-- start --
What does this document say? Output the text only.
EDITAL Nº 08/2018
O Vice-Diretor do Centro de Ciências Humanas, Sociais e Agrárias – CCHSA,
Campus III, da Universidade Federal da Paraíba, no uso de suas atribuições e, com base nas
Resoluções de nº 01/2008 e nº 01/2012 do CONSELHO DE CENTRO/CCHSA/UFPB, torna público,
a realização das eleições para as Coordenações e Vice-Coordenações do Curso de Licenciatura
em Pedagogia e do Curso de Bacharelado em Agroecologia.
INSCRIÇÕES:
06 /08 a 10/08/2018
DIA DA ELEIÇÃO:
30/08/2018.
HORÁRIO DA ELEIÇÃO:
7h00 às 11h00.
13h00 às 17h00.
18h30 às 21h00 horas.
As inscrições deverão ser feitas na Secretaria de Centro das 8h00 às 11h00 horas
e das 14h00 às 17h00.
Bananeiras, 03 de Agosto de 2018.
-- end --
Here, the records must be output exactly and in full.

What does this document say? Output the text only.
EDITAL Nº 08/2018
O Vice-Diretor do Centro de Ciências Humanas, Sociais e Agrárias – CCHSA,
Campus III, da Universidade Federal da Paraíba, no uso de suas atribuições e, com base nas
Resoluções de nº 01/2008 e nº 01/2012 do CONSELHO DE CENTRO/CCHSA/UFPB, torna público,
a realização das eleições para as Coordenações e Vice-Coordenações do Curso de Licenciatura
em Pedagogia e do Curso de Bacharelado em Agroecologia.
INSCRIÇÕES:
06 /08 a 10/08/2018
DIA DA ELEIÇÃO:
30/08/2018.
HORÁRIO DA ELEIÇÃO:
7h00 às 11h00.
13h00 às 17h00.
18h30 às 21h00 horas.
As inscrições deverão ser feitas na Secretaria de Centro das 8h00 às 11h00 horas
e das 14h00 às 17h00.
Bananeiras, 03 de Agosto de 2018.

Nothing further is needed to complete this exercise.